* [TASK DESCRIPTION]: Exclude the pictures and retype the entries as written.

* BEGIN RECORDS FOR THE EXERCISE *

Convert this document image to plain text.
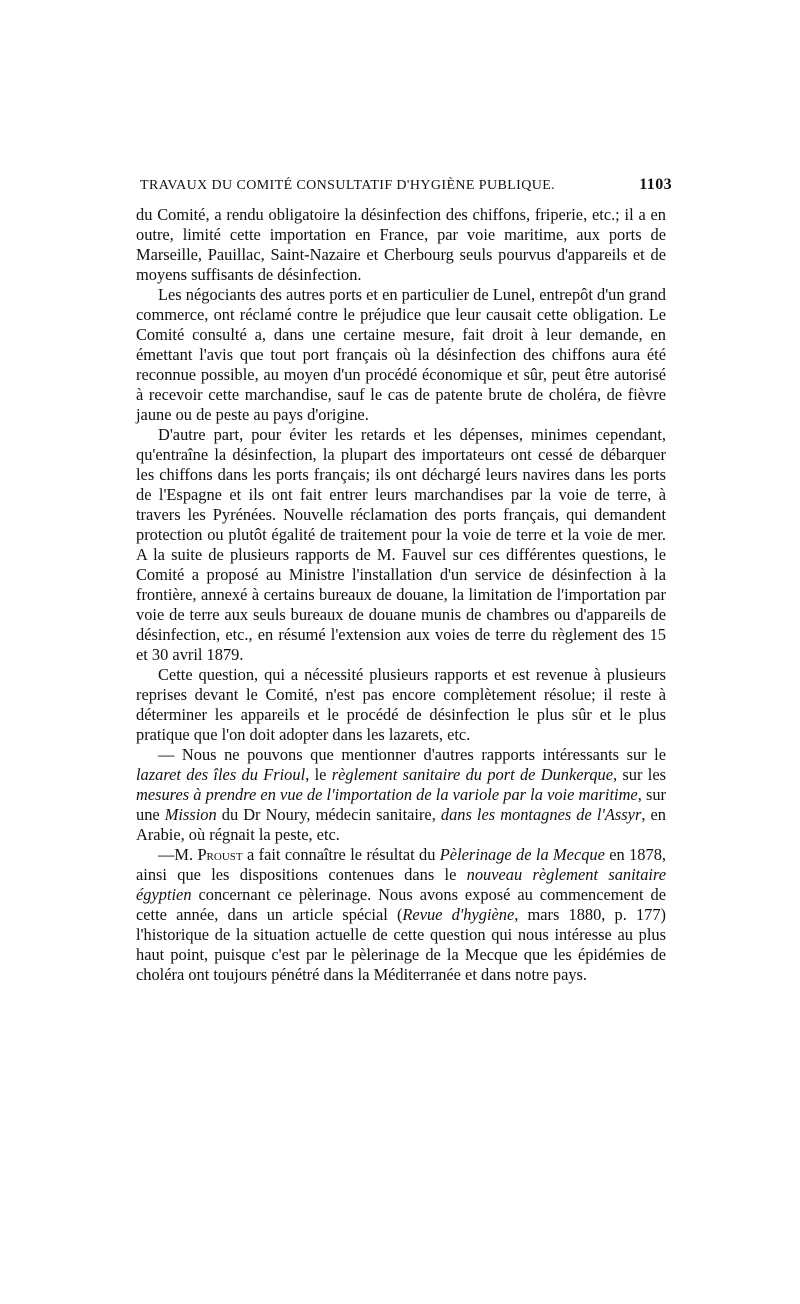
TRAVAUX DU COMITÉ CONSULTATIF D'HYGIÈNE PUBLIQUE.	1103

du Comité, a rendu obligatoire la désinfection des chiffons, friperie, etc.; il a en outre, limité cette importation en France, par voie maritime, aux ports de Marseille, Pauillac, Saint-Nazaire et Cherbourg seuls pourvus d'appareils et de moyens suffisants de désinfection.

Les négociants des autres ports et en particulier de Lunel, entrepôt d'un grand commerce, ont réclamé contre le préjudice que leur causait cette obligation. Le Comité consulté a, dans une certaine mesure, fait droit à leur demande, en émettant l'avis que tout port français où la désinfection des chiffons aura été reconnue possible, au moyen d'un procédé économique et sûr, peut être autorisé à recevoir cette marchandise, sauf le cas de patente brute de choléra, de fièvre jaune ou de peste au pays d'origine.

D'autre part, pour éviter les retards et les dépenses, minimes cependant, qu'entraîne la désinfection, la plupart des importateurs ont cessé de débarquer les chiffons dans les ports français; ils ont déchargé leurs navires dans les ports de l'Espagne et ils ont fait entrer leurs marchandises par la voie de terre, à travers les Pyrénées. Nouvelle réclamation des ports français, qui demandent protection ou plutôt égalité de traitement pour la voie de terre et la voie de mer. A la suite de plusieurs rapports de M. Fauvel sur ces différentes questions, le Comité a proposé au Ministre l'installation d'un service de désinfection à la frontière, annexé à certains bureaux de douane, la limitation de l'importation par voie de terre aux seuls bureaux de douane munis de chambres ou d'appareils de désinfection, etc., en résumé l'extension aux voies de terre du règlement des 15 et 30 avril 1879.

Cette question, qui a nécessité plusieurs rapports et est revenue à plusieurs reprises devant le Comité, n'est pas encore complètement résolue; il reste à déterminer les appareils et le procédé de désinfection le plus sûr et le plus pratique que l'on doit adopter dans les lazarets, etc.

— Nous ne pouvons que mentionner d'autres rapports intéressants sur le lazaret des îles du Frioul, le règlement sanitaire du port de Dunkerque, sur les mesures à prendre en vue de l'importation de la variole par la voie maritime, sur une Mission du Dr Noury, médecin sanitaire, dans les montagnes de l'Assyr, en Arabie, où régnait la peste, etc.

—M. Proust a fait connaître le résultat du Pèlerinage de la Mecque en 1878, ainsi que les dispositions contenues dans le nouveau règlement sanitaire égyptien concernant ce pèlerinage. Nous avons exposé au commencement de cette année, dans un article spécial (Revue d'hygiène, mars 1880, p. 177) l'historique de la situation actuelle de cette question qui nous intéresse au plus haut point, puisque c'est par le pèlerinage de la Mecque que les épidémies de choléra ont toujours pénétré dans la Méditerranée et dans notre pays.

* END RECORDS FOR THE EXERCISE *

* [SOLUTION TO THE EXERCISE]:
Convert this document image to plain text.
TRAVAUX DU COMITÉ CONSULTATIF D'HYGIÈNE PUBLIQUE.	1103

du Comité, a rendu obligatoire la désinfection des chiffons, friperie, etc.; il a en outre, limité cette importation en France, par voie maritime, aux ports de Marseille, Pauillac, Saint-Nazaire et Cherbourg seuls pourvus d'appareils et de moyens suffisants de désinfection.

Les négociants des autres ports et en particulier de Lunel, entrepôt d'un grand commerce, ont réclamé contre le préjudice que leur causait cette obligation. Le Comité consulté a, dans une certaine mesure, fait droit à leur demande, en émettant l'avis que tout port français où la désinfection des chiffons aura été reconnue possible, au moyen d'un procédé économique et sûr, peut être autorisé à recevoir cette marchandise, sauf le cas de patente brute de choléra, de fièvre jaune ou de peste au pays d'origine.

D'autre part, pour éviter les retards et les dépenses, minimes cependant, qu'entraîne la désinfection, la plupart des importateurs ont cessé de débarquer les chiffons dans les ports français; ils ont déchargé leurs navires dans les ports de l'Espagne et ils ont fait entrer leurs marchandises par la voie de terre, à travers les Pyrénées. Nouvelle réclamation des ports français, qui demandent protection ou plutôt égalité de traitement pour la voie de terre et la voie de mer. A la suite de plusieurs rapports de M. Fauvel sur ces différentes questions, le Comité a proposé au Ministre l'installation d'un service de désinfection à la frontière, annexé à certains bureaux de douane, la limitation de l'importation par voie de terre aux seuls bureaux de douane munis de chambres ou d'appareils de désinfection, etc., en résumé l'extension aux voies de terre du règlement des 15 et 30 avril 1879.

Cette question, qui a nécessité plusieurs rapports et est revenue à plusieurs reprises devant le Comité, n'est pas encore complètement résolue; il reste à déterminer les appareils et le procédé de désinfection le plus sûr et le plus pratique que l'on doit adopter dans les lazarets, etc.

— Nous ne pouvons que mentionner d'autres rapports intéressants sur le lazaret des îles du Frioul, le règlement sanitaire du port de Dunkerque, sur les mesures à prendre en vue de l'importation de la variole par la voie maritime, sur une Mission du Dr Noury, médecin sanitaire, dans les montagnes de l'Assyr, en Arabie, où régnait la peste, etc.

—M. Proust a fait connaître le résultat du Pèlerinage de la Mecque en 1878, ainsi que les dispositions contenues dans le nouveau règlement sanitaire égyptien concernant ce pèlerinage. Nous avons exposé au commencement de cette année, dans un article spécial (Revue d'hygiène, mars 1880, p. 177) l'historique de la situation actuelle de cette question qui nous intéresse au plus haut point, puisque c'est par le pèlerinage de la Mecque que les épidémies de choléra ont toujours pénétré dans la Méditerranée et dans notre pays.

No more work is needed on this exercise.